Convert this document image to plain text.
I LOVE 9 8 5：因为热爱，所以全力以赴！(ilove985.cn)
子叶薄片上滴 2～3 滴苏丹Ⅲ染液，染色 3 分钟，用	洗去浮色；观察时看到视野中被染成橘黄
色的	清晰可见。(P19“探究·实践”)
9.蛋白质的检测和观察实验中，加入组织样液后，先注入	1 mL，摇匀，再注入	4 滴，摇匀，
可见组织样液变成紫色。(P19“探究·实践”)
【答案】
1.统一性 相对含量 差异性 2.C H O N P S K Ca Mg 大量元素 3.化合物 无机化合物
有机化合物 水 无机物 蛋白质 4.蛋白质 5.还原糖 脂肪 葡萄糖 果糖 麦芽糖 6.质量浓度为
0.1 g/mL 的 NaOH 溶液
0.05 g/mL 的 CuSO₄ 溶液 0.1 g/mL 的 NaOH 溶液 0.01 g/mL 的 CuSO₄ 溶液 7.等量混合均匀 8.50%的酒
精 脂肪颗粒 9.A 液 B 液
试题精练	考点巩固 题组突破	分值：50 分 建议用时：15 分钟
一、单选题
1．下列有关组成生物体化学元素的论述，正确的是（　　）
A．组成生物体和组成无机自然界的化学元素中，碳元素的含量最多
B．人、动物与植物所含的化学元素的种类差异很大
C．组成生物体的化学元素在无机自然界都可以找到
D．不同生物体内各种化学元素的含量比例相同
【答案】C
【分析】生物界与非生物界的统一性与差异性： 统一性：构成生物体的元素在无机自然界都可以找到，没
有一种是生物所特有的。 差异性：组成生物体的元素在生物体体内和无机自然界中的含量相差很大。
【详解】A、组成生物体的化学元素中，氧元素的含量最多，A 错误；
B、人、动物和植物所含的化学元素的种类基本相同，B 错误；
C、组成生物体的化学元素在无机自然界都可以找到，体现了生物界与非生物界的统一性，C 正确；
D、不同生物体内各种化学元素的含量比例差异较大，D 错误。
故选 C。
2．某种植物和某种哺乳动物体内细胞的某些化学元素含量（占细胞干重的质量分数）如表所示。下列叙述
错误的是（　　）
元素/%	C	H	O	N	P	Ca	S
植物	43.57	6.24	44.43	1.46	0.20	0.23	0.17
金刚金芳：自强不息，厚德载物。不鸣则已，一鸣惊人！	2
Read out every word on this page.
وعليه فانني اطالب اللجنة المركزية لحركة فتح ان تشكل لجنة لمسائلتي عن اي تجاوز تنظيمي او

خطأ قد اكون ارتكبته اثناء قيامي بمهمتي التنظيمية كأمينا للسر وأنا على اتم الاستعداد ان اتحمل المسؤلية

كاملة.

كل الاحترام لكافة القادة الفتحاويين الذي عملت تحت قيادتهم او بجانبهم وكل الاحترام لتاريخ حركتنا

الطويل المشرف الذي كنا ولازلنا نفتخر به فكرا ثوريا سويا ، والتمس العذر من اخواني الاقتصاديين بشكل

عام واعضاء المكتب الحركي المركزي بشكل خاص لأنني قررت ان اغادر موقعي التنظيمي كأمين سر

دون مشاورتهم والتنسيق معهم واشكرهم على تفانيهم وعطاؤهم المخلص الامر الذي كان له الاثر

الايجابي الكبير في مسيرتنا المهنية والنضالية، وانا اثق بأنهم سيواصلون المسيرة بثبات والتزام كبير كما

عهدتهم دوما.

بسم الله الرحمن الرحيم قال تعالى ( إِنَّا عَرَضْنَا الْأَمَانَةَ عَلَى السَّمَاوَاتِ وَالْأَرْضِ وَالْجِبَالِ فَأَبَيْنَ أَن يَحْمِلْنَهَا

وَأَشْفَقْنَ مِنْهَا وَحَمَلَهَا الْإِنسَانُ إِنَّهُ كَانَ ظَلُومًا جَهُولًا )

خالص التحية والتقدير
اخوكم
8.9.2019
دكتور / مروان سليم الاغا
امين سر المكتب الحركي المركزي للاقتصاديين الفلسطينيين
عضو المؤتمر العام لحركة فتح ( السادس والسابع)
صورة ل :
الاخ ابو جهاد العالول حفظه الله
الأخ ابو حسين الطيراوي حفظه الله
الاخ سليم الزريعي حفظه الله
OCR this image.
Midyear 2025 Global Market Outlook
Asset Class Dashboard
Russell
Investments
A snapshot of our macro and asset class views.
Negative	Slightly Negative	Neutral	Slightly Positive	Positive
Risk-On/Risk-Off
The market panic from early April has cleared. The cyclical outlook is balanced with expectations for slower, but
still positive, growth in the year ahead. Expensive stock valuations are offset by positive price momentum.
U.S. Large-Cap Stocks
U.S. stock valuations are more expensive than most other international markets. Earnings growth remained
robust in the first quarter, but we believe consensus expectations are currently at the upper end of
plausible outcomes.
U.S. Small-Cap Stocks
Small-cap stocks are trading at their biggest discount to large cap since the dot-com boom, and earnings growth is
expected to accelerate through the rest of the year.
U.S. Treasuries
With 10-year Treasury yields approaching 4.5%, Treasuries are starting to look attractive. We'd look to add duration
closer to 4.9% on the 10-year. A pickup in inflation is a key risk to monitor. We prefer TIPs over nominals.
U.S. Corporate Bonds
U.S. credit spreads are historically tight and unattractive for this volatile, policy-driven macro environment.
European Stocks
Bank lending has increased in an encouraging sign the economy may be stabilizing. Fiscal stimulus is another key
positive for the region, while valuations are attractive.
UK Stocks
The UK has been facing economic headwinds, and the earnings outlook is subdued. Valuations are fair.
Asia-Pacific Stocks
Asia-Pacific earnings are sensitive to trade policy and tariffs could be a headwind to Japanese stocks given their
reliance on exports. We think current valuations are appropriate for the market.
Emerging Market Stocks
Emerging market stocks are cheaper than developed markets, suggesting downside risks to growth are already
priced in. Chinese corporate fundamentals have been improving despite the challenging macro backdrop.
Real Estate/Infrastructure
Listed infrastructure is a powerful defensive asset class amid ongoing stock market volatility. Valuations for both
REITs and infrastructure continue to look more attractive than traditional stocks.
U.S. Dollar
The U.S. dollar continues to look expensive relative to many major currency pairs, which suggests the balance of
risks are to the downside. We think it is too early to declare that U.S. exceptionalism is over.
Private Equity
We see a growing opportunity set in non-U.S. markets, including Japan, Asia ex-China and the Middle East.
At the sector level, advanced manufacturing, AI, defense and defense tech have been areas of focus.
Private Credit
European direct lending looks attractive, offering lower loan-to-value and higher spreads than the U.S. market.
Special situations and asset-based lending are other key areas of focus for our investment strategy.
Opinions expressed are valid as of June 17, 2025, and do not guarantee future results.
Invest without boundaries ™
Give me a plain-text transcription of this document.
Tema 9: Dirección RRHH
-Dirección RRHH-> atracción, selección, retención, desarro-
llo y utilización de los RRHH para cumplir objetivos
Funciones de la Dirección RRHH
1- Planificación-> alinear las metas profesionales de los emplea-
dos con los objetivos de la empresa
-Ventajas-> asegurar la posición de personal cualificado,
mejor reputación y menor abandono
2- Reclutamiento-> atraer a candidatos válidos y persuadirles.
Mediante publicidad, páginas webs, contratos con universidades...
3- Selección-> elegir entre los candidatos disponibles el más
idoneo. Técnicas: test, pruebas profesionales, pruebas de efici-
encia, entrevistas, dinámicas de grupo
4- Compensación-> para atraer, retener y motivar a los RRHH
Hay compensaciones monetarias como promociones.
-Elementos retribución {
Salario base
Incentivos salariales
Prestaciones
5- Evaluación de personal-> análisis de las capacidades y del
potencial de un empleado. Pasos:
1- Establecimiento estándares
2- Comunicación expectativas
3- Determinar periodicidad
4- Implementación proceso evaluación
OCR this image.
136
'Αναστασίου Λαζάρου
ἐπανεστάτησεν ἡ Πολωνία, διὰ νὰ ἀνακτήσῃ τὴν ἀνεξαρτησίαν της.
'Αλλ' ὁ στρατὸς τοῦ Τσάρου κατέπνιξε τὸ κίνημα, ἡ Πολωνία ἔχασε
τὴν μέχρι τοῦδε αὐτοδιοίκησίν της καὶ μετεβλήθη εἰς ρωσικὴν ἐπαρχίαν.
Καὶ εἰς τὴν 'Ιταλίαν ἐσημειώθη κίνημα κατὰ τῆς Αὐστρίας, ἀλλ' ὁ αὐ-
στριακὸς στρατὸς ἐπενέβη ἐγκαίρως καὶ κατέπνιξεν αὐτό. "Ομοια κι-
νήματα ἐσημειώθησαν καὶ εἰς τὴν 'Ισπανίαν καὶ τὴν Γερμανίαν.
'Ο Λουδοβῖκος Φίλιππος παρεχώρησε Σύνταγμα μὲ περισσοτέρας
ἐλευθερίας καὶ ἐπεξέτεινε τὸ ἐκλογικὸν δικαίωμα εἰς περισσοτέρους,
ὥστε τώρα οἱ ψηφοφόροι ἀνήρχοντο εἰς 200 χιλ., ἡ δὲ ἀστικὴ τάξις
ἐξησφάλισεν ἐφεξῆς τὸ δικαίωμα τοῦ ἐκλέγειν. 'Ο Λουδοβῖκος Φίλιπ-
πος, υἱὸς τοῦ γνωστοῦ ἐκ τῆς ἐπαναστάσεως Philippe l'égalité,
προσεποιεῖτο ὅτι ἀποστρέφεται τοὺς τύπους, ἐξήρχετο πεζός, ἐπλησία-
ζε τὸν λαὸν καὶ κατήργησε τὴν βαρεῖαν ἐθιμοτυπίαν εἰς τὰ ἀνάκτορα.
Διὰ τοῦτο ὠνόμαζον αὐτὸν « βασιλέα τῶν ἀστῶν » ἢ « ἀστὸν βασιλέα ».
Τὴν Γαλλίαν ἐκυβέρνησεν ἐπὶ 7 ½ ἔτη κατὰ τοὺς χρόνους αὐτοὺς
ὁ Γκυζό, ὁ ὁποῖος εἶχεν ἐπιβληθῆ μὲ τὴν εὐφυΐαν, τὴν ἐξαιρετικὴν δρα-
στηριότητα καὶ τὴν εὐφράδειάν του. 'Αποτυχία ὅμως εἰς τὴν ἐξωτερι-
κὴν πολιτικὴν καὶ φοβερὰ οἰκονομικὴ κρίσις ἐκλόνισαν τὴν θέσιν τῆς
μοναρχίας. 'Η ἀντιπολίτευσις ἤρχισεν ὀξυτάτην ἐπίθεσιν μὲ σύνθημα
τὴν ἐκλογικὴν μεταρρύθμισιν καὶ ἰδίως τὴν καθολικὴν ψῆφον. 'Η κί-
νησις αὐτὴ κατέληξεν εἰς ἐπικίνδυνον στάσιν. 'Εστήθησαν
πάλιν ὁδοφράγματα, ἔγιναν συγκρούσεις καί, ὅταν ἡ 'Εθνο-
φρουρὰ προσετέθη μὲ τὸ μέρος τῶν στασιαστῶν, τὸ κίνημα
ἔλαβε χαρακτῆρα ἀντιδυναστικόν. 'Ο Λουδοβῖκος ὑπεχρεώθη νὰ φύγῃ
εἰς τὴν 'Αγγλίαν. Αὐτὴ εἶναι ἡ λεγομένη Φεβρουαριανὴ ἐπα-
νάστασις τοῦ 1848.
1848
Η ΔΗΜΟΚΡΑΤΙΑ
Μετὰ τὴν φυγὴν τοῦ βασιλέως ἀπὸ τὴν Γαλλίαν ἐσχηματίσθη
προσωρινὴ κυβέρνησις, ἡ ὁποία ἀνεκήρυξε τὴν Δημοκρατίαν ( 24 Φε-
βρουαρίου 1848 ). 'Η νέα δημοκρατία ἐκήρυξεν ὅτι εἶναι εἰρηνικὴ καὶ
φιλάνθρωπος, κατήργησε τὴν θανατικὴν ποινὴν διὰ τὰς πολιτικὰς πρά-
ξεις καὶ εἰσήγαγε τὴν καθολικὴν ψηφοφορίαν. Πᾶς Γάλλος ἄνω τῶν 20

----

▶ [SHORT PROBLEM]: Say how many lines in this material hold "than", and say nothing else.

▶ [EXERCISE RESULT]: 4